• [Your objective]: Output all of the entries exactly as written.
*** Exercise materials
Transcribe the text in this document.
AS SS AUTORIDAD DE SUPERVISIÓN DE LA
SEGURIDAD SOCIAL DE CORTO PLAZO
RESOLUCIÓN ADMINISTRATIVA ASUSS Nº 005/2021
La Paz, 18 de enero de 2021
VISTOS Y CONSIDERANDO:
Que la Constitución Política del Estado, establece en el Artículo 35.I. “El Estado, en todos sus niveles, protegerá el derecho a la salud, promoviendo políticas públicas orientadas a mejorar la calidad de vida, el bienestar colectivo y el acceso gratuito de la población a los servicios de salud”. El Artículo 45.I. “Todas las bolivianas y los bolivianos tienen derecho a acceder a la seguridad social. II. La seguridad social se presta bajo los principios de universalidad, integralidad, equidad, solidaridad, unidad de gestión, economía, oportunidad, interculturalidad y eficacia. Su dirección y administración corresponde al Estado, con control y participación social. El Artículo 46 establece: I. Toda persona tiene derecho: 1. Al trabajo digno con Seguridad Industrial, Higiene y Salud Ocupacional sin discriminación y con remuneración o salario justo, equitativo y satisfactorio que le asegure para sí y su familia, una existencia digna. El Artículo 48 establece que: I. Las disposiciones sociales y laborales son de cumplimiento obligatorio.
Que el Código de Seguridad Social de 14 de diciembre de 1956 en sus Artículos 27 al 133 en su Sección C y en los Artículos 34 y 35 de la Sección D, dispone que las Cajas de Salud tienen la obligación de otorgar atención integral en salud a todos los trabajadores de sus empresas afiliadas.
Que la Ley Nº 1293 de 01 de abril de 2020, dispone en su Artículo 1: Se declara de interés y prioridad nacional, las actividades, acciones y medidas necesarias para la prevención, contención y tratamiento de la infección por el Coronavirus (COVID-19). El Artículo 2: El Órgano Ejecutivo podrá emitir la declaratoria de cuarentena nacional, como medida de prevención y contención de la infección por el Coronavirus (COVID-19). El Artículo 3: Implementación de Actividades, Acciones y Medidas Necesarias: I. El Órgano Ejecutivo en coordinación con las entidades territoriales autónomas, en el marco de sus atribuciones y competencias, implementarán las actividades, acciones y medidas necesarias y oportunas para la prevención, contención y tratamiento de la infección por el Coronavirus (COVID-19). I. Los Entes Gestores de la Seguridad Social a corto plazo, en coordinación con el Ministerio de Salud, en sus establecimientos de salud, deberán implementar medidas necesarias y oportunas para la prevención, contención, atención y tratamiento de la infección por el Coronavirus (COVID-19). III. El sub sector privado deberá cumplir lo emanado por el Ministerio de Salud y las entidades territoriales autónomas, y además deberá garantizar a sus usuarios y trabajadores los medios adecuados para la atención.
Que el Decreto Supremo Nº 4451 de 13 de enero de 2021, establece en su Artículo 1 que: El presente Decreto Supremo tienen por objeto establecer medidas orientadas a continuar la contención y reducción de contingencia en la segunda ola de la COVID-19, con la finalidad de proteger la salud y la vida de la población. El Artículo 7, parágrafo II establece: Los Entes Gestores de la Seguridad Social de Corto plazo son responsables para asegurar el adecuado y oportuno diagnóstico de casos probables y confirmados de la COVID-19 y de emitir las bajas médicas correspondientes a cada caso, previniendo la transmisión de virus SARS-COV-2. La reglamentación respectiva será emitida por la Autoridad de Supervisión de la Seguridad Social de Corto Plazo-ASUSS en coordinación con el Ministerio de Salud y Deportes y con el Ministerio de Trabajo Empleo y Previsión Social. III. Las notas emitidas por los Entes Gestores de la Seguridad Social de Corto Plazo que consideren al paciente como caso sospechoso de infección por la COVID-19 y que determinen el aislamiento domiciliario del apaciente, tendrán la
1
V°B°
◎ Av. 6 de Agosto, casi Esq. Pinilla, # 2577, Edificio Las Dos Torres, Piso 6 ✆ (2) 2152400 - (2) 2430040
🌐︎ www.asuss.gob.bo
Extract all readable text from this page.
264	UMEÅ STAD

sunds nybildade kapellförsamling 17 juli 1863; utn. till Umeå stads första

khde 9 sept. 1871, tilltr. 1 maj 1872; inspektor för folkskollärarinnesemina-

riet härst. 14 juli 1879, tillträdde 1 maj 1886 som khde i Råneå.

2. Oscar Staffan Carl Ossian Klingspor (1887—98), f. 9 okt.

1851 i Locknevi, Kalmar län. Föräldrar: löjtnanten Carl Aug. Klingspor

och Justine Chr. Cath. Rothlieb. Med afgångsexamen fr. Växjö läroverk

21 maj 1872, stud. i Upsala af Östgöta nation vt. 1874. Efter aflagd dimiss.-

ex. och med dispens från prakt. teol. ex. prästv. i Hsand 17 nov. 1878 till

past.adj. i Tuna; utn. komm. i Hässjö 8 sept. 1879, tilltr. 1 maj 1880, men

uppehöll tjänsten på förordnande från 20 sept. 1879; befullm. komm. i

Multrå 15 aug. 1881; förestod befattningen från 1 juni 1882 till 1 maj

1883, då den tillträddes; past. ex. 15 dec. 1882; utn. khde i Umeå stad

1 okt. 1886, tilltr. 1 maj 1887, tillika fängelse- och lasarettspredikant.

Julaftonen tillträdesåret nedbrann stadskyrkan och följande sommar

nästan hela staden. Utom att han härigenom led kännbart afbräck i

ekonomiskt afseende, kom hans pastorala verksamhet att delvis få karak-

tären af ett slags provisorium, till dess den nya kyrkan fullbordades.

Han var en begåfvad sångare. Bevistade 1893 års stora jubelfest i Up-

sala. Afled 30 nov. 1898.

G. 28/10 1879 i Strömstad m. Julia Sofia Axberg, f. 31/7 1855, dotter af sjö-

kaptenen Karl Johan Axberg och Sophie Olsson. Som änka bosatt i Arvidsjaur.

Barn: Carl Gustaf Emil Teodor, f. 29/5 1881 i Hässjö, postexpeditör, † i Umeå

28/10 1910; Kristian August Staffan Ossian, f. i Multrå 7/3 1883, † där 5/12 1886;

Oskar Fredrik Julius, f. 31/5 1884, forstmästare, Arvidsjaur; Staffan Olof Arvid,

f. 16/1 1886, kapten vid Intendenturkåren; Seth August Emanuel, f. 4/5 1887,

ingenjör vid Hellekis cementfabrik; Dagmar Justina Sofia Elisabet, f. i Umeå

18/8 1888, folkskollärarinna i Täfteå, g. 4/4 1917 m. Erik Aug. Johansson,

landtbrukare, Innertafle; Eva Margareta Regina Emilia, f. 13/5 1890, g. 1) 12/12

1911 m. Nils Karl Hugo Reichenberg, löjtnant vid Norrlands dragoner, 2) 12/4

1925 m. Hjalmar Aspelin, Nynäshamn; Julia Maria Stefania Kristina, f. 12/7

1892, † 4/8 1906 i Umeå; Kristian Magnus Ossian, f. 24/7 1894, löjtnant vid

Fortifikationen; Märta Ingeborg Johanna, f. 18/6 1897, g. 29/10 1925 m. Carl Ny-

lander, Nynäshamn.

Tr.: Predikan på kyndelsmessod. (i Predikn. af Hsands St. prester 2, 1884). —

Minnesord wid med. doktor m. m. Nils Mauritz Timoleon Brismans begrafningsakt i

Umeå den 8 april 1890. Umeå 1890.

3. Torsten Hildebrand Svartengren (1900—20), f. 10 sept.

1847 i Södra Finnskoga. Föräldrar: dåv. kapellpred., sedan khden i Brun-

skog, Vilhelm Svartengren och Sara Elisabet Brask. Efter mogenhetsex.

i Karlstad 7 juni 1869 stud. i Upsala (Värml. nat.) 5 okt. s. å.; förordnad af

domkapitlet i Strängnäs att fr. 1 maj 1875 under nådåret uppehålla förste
******
• [Finished exercise]:
Transcribe the text in this document.
AS SS AUTORIDAD DE SUPERVISIÓN DE LA
SEGURIDAD SOCIAL DE CORTO PLAZO
RESOLUCIÓN ADMINISTRATIVA ASUSS Nº 005/2021
La Paz, 18 de enero de 2021
VISTOS Y CONSIDERANDO:
Que la Constitución Política del Estado, establece en el Artículo 35.I. “El Estado, en todos sus niveles, protegerá el derecho a la salud, promoviendo políticas públicas orientadas a mejorar la calidad de vida, el bienestar colectivo y el acceso gratuito de la población a los servicios de salud”. El Artículo 45.I. “Todas las bolivianas y los bolivianos tienen derecho a acceder a la seguridad social. II. La seguridad social se presta bajo los principios de universalidad, integralidad, equidad, solidaridad, unidad de gestión, economía, oportunidad, interculturalidad y eficacia. Su dirección y administración corresponde al Estado, con control y participación social. El Artículo 46 establece: I. Toda persona tiene derecho: 1. Al trabajo digno con Seguridad Industrial, Higiene y Salud Ocupacional sin discriminación y con remuneración o salario justo, equitativo y satisfactorio que le asegure para sí y su familia, una existencia digna. El Artículo 48 establece que: I. Las disposiciones sociales y laborales son de cumplimiento obligatorio.
Que el Código de Seguridad Social de 14 de diciembre de 1956 en sus Artículos 27 al 133 en su Sección C y en los Artículos 34 y 35 de la Sección D, dispone que las Cajas de Salud tienen la obligación de otorgar atención integral en salud a todos los trabajadores de sus empresas afiliadas.
Que la Ley Nº 1293 de 01 de abril de 2020, dispone en su Artículo 1: Se declara de interés y prioridad nacional, las actividades, acciones y medidas necesarias para la prevención, contención y tratamiento de la infección por el Coronavirus (COVID-19). El Artículo 2: El Órgano Ejecutivo podrá emitir la declaratoria de cuarentena nacional, como medida de prevención y contención de la infección por el Coronavirus (COVID-19). El Artículo 3: Implementación de Actividades, Acciones y Medidas Necesarias: I. El Órgano Ejecutivo en coordinación con las entidades territoriales autónomas, en el marco de sus atribuciones y competencias, implementarán las actividades, acciones y medidas necesarias y oportunas para la prevención, contención y tratamiento de la infección por el Coronavirus (COVID-19). I. Los Entes Gestores de la Seguridad Social a corto plazo, en coordinación con el Ministerio de Salud, en sus establecimientos de salud, deberán implementar medidas necesarias y oportunas para la prevención, contención, atención y tratamiento de la infección por el Coronavirus (COVID-19). III. El sub sector privado deberá cumplir lo emanado por el Ministerio de Salud y las entidades territoriales autónomas, y además deberá garantizar a sus usuarios y trabajadores los medios adecuados para la atención.
Que el Decreto Supremo Nº 4451 de 13 de enero de 2021, establece en su Artículo 1 que: El presente Decreto Supremo tienen por objeto establecer medidas orientadas a continuar la contención y reducción de contingencia en la segunda ola de la COVID-19, con la finalidad de proteger la salud y la vida de la población. El Artículo 7, parágrafo II establece: Los Entes Gestores de la Seguridad Social de Corto plazo son responsables para asegurar el adecuado y oportuno diagnóstico de casos probables y confirmados de la COVID-19 y de emitir las bajas médicas correspondientes a cada caso, previniendo la transmisión de virus SARS-COV-2. La reglamentación respectiva será emitida por la Autoridad de Supervisión de la Seguridad Social de Corto Plazo-ASUSS en coordinación con el Ministerio de Salud y Deportes y con el Ministerio de Trabajo Empleo y Previsión Social. III. Las notas emitidas por los Entes Gestores de la Seguridad Social de Corto Plazo que consideren al paciente como caso sospechoso de infección por la COVID-19 y que determinen el aislamiento domiciliario del apaciente, tendrán la
1
V°B°
◎ Av. 6 de Agosto, casi Esq. Pinilla, # 2577, Edificio Las Dos Torres, Piso 6 ✆ (2) 2152400 - (2) 2430040
🌐︎ www.asuss.gob.bo
Extract all readable text from this page.
264	UMEÅ STAD

sunds nybildade kapellförsamling 17 juli 1863; utn. till Umeå stads första

khde 9 sept. 1871, tilltr. 1 maj 1872; inspektor för folkskollärarinnesemina-

riet härst. 14 juli 1879, tillträdde 1 maj 1886 som khde i Råneå.

2. Oscar Staffan Carl Ossian Klingspor (1887—98), f. 9 okt.

1851 i Locknevi, Kalmar län. Föräldrar: löjtnanten Carl Aug. Klingspor

och Justine Chr. Cath. Rothlieb. Med afgångsexamen fr. Växjö läroverk

21 maj 1872, stud. i Upsala af Östgöta nation vt. 1874. Efter aflagd dimiss.-

ex. och med dispens från prakt. teol. ex. prästv. i Hsand 17 nov. 1878 till

past.adj. i Tuna; utn. komm. i Hässjö 8 sept. 1879, tilltr. 1 maj 1880, men

uppehöll tjänsten på förordnande från 20 sept. 1879; befullm. komm. i

Multrå 15 aug. 1881; förestod befattningen från 1 juni 1882 till 1 maj

1883, då den tillträddes; past. ex. 15 dec. 1882; utn. khde i Umeå stad

1 okt. 1886, tilltr. 1 maj 1887, tillika fängelse- och lasarettspredikant.

Julaftonen tillträdesåret nedbrann stadskyrkan och följande sommar

nästan hela staden. Utom att han härigenom led kännbart afbräck i

ekonomiskt afseende, kom hans pastorala verksamhet att delvis få karak-

tären af ett slags provisorium, till dess den nya kyrkan fullbordades.

Han var en begåfvad sångare. Bevistade 1893 års stora jubelfest i Up-

sala. Afled 30 nov. 1898.

G. 28/10 1879 i Strömstad m. Julia Sofia Axberg, f. 31/7 1855, dotter af sjö-

kaptenen Karl Johan Axberg och Sophie Olsson. Som änka bosatt i Arvidsjaur.

Barn: Carl Gustaf Emil Teodor, f. 29/5 1881 i Hässjö, postexpeditör, † i Umeå

28/10 1910; Kristian August Staffan Ossian, f. i Multrå 7/3 1883, † där 5/12 1886;

Oskar Fredrik Julius, f. 31/5 1884, forstmästare, Arvidsjaur; Staffan Olof Arvid,

f. 16/1 1886, kapten vid Intendenturkåren; Seth August Emanuel, f. 4/5 1887,

ingenjör vid Hellekis cementfabrik; Dagmar Justina Sofia Elisabet, f. i Umeå

18/8 1888, folkskollärarinna i Täfteå, g. 4/4 1917 m. Erik Aug. Johansson,

landtbrukare, Innertafle; Eva Margareta Regina Emilia, f. 13/5 1890, g. 1) 12/12

1911 m. Nils Karl Hugo Reichenberg, löjtnant vid Norrlands dragoner, 2) 12/4

1925 m. Hjalmar Aspelin, Nynäshamn; Julia Maria Stefania Kristina, f. 12/7

1892, † 4/8 1906 i Umeå; Kristian Magnus Ossian, f. 24/7 1894, löjtnant vid

Fortifikationen; Märta Ingeborg Johanna, f. 18/6 1897, g. 29/10 1925 m. Carl Ny-

lander, Nynäshamn.

Tr.: Predikan på kyndelsmessod. (i Predikn. af Hsands St. prester 2, 1884). —

Minnesord wid med. doktor m. m. Nils Mauritz Timoleon Brismans begrafningsakt i

Umeå den 8 april 1890. Umeå 1890.

3. Torsten Hildebrand Svartengren (1900—20), f. 10 sept.

1847 i Södra Finnskoga. Föräldrar: dåv. kapellpred., sedan khden i Brun-

skog, Vilhelm Svartengren och Sara Elisabet Brask. Efter mogenhetsex.

i Karlstad 7 juni 1869 stud. i Upsala (Värml. nat.) 5 okt. s. å.; förordnad af

domkapitlet i Strängnäs att fr. 1 maj 1875 under nådåret uppehålla förste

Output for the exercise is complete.